--- Article proposé ---

• • • •

Condamnation ferme ou avec survie

Publié par lalettrealulu le

Intaulérable

Y’a du monde dans l’gnouf. L’expertise sur la surpopulation à la maison d’arrêt de Nantes a quand même trouvé un mètre carré et des poussières pour que chaque taulard puisse bouger un demi-bras.

C’était gros comme une maison d’arrêt : on a réussi à écœurer l’expert. Commis par le tribunal administratif, Alain Taveneau, architecte dans le civil, a emmené son double mètre et son calepin dans la maison d’arrêt nantaise. Six détenus avaient mis en cause la promiscuité en cellule. Ces ingrats veulent faire condamner l’État français, pour non respect de ses propres règles d’hygiène et de salubrité. Ces détenus, maltraités en tant qu’usagers d’un service public, pourraient attaquer l’État en justice.

On ne sait où il a pêché pareil concept, mais l’expert n’a pas pu s’empêcher de parler d’être humain : “La mission de l’expert est limitée à une description des faits. Cependant, dans certaines circonstances particulières, se taire est une lâcheté. Je dois donc exprimer mon opinion, au nom de l’éthique : l’encellulement forcé de six personnes dans des cellules de moins de 20 m2 est révoltant et indigne.” Il ajoute que “la promiscuité excessive pourrait être une torture invisible produisant des déstructurations encore plus profondes du psychisme”. Et à propos de la privation de travail dans la prison pour ceux qui attendent des procès d’assises : “Dès qu’un être humain a un rôle à jouer, sa vie s’éclaire.” Voilà une idée pour économiser les ampoules des cellules.

Mètre ou ne pas mètre carré

La taule déclenche son tollé. Il a mesuré l’espace disponible pour se mouvoir, une fois décomptée la place prise par les deux lits, souvent à trois niveaux depuis octobre 2003, le lavabo, le chiotte et le mobilier. Dans une des cellules étudiées, il reste pour marcher 1,19 m2 par détenu. “Nous n’avons pas connaissance, dans nos sociétés modernes, d’espaces de vie aussi réduits”, hormis les refuges de haute montagne, les cabines de voilier ou de sous-marins, et encore, on y est volontaire. Passons sur “l’air insuffisant” et le “confinement malsain”. Les taulards n’ont qu’à s’entraîner à l’apnée.

• • • •

--- Objectif ---
Prolongez l'article sur la surpopulation à la maison d'arrêt de Nantes à partir de sa dernière phrase. La liste suivante provient d'une autre source que l'article.

--- Liste des données ---
• • • •

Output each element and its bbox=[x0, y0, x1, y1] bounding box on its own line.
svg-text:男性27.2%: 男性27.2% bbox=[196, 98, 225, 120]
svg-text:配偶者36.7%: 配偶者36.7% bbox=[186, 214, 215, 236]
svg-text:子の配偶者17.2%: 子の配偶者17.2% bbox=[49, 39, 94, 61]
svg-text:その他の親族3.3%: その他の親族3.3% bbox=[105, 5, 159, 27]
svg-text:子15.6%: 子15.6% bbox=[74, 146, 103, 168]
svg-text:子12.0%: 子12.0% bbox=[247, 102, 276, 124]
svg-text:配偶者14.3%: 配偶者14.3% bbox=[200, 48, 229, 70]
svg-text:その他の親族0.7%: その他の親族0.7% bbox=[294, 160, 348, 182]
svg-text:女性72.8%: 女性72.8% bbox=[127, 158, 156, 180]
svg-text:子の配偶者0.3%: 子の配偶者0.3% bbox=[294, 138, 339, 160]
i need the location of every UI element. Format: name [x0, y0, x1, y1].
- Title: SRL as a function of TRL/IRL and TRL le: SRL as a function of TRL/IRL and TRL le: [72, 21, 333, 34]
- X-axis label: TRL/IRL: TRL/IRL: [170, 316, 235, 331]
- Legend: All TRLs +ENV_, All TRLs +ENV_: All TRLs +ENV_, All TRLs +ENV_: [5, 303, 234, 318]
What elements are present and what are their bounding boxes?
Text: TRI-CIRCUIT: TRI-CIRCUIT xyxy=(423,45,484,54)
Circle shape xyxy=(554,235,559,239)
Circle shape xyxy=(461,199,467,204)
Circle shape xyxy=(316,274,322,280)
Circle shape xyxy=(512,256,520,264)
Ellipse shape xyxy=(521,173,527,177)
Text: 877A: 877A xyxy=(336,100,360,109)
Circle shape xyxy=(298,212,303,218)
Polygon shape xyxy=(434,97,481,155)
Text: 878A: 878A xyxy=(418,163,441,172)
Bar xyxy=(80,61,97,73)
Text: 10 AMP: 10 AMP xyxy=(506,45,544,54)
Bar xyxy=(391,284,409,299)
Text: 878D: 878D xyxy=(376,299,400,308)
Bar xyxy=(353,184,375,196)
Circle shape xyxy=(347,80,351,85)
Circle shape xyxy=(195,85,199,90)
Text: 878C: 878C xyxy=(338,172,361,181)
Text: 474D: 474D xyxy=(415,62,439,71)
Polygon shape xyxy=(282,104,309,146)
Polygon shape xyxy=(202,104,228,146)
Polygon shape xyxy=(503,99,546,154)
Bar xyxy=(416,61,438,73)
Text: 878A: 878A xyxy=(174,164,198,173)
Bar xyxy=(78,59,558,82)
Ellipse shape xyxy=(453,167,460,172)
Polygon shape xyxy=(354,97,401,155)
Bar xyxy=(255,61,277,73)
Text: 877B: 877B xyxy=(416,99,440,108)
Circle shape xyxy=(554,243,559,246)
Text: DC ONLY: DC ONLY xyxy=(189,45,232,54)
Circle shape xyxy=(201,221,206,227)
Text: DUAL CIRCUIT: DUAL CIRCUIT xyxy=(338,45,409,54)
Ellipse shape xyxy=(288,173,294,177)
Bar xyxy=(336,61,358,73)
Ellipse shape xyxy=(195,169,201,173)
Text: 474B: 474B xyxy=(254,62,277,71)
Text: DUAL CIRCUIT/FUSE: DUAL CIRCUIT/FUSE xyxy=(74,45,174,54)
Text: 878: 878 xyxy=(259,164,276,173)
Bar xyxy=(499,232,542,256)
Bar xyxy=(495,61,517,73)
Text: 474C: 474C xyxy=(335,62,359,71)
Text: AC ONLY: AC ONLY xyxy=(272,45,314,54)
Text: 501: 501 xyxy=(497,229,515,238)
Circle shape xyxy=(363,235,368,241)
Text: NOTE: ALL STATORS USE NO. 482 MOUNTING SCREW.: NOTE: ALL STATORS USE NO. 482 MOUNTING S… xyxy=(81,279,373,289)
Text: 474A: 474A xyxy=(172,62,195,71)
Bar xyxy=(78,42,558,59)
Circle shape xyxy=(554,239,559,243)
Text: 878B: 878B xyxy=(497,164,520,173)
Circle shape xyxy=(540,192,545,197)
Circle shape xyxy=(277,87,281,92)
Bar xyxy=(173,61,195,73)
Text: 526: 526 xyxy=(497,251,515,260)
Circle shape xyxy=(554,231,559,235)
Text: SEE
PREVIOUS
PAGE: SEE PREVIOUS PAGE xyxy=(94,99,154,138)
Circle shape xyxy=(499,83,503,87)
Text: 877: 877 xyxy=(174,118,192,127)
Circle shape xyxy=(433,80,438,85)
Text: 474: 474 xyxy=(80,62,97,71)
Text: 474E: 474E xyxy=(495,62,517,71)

• • • •

--- Résultat de l'exercice ---
Ici, on entasse entre 340 et 420 détenus, et jusqu’à 40 dormant sur un matelas par terre. En fait, la prison a été conçue à la fin du XIXe siècle pour deux détenus par cellule. Il y a 20 ans, ils étaient quatre. Et aujourd’hui sept, avec deux lits triples et un matelas au sol (“une indignité, envisagée comme presque normale par la direction de l’établissement”). Insensibles à cette évolution, les murs, eux, ne se sont pas dilatés d’un centimètre. “Les troubles du sommeil sont quasiment constants pour une majorité de détenus en raison du bruit et de la promiscuité”, note le toubib de la maison. L’intimité du chiotte, qui n’est séparé des regards que par une simple paroi, fait subir odeurs et bruits à tous les autres compagnons de cellule. Certains s’en rendent malades, se constipant volontairement pour éviter l’humiliation. “Des toilettes fermées et convenablement ventilées doivent être, en 2004, une exigence minimale due à tout être humain”, écrit l’expert.

Surbooking

La surpopulation rend impossible de protéger les jeunes ou même de séparer condamnés, prévenus et détenus soumis à la contrainte par corps, premières peines et récidivistes. Sans parler des fumeurs et non-fumeurs. Les attentes avant un parloir, sont aussi longues que le temps passé dans ce parloir. La peur de se faire racketter et de se faire casser la gueule mène des détenus à se priver de promenade. La surpopulation réduit tout, la fréquence des parloirs, les accès de chacun à la salle de sport, les possibilités de travailler. Ceux qui bossent ne risquent pourtant pas de payer l’impôt sur la fortune. Pour deux à trois jours par semaine à étiqueter des flacons, faire du conditionnement ou du pliage 6 à 7h30 par jour, on peut, payé à la pièce, glaner 100 euros les meilleurs mois. Et la réparation aux victimes est déduite à la source.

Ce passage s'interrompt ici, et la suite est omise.